Dataset listings of figures:

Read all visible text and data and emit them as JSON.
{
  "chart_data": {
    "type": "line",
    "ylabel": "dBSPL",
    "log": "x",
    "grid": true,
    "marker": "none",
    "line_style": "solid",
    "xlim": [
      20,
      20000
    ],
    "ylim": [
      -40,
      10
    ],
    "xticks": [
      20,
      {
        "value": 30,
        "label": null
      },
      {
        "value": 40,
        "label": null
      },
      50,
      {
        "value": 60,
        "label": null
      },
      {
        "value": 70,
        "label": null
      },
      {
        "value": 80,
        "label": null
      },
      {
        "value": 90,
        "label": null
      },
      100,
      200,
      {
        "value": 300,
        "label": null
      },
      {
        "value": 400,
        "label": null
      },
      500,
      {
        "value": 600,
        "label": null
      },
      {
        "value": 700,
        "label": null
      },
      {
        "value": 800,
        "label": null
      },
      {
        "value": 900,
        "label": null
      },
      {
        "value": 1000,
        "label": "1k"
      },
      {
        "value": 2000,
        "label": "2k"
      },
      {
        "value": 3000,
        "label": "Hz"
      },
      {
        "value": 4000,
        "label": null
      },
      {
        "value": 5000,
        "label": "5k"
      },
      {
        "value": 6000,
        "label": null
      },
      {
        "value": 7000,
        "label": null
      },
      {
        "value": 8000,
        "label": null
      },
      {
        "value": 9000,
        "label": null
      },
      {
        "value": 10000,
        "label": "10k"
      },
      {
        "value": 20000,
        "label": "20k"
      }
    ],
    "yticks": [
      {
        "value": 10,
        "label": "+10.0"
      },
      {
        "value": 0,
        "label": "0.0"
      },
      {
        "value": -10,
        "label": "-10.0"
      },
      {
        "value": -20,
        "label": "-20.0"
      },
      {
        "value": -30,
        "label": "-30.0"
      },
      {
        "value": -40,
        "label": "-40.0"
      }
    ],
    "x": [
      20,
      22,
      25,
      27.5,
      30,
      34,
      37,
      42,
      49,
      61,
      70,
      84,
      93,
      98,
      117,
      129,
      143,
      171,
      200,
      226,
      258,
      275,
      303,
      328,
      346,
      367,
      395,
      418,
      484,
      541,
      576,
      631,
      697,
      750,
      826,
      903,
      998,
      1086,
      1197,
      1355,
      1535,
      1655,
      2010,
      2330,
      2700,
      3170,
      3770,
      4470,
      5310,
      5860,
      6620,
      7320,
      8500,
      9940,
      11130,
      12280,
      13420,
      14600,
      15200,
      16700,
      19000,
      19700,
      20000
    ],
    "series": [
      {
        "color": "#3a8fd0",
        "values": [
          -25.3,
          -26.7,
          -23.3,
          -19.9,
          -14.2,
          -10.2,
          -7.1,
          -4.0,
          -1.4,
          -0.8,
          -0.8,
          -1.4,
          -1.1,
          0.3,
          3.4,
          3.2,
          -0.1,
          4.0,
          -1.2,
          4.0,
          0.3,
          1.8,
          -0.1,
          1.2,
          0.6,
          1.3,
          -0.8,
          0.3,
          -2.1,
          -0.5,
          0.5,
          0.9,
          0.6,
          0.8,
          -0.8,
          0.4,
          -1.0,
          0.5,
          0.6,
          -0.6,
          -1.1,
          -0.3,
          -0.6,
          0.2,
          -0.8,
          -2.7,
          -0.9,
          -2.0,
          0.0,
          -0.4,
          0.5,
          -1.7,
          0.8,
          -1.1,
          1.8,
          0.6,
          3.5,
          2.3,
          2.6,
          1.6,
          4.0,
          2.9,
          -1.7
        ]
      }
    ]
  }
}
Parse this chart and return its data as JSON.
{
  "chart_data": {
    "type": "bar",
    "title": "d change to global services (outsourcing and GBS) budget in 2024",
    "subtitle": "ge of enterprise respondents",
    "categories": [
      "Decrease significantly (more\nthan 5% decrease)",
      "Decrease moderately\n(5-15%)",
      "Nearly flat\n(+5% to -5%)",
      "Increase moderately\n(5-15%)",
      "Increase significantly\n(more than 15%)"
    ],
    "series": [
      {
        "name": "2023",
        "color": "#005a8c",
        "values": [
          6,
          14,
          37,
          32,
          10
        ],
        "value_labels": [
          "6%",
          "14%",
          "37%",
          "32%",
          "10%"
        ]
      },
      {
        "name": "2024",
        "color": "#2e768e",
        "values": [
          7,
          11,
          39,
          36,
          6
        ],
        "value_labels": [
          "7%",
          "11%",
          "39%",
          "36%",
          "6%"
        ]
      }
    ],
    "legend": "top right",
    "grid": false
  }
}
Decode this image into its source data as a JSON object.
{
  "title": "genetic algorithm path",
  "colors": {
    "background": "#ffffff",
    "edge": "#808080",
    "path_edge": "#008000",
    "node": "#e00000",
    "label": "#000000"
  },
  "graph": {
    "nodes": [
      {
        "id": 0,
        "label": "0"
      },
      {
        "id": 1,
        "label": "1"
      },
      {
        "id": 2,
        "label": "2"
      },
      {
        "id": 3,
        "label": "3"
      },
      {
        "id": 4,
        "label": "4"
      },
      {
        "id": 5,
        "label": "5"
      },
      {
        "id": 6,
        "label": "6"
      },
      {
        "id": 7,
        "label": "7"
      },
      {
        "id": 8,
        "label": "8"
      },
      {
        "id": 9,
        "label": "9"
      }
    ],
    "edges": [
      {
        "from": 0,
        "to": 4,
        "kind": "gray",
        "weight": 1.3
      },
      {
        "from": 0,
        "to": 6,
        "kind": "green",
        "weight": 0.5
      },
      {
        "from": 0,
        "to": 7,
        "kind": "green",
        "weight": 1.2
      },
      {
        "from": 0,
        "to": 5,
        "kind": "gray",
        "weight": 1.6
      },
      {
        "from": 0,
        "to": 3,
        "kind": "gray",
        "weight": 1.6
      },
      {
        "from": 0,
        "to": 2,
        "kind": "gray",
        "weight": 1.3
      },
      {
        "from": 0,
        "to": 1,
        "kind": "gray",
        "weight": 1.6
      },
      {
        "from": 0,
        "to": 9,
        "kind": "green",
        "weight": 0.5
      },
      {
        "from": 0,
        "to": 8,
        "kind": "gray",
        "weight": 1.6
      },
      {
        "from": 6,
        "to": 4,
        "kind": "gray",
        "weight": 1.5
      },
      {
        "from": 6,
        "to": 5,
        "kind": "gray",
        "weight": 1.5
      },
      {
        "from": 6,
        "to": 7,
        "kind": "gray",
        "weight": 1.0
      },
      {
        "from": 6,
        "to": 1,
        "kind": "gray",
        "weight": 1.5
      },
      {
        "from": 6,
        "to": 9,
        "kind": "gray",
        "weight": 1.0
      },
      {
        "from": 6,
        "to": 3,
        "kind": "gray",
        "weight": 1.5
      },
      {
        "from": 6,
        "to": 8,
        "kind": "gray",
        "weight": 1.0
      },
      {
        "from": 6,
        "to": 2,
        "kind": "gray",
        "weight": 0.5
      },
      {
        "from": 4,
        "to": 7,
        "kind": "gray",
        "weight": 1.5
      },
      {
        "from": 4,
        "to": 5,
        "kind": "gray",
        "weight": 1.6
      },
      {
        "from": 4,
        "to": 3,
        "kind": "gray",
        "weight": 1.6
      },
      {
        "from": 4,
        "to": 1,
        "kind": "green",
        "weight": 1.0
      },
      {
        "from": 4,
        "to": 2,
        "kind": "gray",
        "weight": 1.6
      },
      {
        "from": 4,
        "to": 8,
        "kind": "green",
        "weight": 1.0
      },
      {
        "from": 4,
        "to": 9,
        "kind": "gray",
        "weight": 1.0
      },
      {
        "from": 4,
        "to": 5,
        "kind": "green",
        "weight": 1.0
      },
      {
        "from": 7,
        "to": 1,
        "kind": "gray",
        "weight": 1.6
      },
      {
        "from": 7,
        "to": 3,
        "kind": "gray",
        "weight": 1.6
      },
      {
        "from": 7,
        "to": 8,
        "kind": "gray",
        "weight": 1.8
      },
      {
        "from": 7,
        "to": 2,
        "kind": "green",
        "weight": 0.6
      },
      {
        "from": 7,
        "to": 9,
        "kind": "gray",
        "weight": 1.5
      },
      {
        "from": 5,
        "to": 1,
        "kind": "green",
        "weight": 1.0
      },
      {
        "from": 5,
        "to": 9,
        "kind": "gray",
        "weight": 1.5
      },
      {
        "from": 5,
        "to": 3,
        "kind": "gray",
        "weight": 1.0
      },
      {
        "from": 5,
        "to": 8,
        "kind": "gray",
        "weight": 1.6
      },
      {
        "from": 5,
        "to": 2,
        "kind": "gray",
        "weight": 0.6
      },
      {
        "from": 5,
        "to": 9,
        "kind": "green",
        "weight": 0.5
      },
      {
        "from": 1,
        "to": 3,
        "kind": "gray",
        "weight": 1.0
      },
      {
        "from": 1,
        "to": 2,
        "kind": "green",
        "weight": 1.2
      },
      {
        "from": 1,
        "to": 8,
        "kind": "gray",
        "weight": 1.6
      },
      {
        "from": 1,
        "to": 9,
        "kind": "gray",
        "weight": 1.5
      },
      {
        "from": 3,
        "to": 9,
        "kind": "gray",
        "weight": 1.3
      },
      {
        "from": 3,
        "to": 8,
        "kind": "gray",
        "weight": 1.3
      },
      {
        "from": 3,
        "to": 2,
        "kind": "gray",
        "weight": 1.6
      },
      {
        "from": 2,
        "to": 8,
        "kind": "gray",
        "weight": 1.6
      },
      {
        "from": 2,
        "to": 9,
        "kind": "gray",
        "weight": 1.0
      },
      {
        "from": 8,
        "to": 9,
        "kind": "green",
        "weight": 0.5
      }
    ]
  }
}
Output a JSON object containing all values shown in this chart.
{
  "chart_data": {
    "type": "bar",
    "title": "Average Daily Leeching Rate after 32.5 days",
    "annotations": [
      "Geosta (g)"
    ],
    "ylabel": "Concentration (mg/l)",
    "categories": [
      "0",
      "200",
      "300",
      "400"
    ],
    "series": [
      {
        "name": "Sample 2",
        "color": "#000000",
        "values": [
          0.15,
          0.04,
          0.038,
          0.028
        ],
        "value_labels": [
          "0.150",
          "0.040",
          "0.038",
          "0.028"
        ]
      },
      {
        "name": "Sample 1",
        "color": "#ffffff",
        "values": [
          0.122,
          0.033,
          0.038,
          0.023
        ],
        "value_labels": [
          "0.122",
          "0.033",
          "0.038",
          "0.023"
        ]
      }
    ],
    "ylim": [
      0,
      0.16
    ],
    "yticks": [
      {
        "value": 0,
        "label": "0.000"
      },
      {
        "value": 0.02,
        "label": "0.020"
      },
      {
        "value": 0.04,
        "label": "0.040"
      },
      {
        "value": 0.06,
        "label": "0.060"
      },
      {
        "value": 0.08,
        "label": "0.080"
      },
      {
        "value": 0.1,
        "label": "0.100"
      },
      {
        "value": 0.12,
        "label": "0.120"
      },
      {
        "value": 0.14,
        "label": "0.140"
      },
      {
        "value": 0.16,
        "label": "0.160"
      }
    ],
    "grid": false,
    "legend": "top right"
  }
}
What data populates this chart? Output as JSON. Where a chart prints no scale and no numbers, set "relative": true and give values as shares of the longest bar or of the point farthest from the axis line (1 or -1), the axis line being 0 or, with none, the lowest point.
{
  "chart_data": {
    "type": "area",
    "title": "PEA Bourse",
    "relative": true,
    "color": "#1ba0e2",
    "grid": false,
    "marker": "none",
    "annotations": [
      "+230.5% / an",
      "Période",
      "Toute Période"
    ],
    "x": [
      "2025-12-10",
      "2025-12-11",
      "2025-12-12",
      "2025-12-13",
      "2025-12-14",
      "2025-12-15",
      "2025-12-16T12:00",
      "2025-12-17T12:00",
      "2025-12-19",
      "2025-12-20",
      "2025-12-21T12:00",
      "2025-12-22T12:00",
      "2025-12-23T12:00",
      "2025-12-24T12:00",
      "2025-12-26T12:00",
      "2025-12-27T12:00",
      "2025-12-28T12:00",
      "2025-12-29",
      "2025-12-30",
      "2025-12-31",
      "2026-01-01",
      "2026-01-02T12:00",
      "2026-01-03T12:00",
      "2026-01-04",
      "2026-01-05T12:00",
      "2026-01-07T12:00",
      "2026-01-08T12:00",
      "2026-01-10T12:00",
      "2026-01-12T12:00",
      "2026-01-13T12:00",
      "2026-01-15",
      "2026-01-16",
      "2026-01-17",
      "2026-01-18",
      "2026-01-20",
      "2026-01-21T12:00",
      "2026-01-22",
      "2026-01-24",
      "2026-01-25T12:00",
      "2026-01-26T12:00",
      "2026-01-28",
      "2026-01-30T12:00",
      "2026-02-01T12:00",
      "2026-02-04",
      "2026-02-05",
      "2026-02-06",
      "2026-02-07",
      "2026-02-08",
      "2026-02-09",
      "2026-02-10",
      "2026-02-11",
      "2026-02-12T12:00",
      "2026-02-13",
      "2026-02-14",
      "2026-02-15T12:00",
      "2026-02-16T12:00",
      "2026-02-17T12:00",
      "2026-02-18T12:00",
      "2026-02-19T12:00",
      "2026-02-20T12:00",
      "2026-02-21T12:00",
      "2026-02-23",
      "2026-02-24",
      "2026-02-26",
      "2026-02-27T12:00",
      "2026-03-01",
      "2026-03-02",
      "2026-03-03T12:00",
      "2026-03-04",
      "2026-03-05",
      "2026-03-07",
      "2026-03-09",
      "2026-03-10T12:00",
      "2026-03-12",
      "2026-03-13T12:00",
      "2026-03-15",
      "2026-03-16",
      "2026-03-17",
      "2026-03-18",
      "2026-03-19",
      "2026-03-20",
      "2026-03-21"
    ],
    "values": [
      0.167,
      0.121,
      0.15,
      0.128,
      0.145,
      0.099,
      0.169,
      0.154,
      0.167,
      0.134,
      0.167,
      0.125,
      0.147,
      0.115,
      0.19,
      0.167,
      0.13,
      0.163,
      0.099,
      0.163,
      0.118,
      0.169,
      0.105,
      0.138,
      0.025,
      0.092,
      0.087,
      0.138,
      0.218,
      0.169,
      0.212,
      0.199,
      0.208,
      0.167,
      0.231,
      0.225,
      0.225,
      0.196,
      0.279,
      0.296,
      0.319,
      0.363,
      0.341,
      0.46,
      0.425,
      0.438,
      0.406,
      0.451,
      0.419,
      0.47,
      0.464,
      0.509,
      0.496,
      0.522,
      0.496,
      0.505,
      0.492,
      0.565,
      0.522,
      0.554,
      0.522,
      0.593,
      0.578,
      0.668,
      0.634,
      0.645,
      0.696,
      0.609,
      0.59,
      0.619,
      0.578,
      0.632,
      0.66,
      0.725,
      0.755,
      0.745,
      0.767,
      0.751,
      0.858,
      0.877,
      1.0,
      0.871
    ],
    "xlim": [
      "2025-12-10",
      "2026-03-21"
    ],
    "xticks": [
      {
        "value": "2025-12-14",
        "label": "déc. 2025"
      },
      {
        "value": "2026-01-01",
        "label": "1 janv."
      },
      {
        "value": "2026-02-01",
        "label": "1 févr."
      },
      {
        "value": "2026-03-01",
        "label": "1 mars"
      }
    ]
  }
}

WRITTEN EXERCISE: Above are the records; copy every line in them that holds the word "more".

SOLUTION:
      "Decrease significantly (more\nthan 5% decrease)",
      "Increase significantly\n(more than 15%)"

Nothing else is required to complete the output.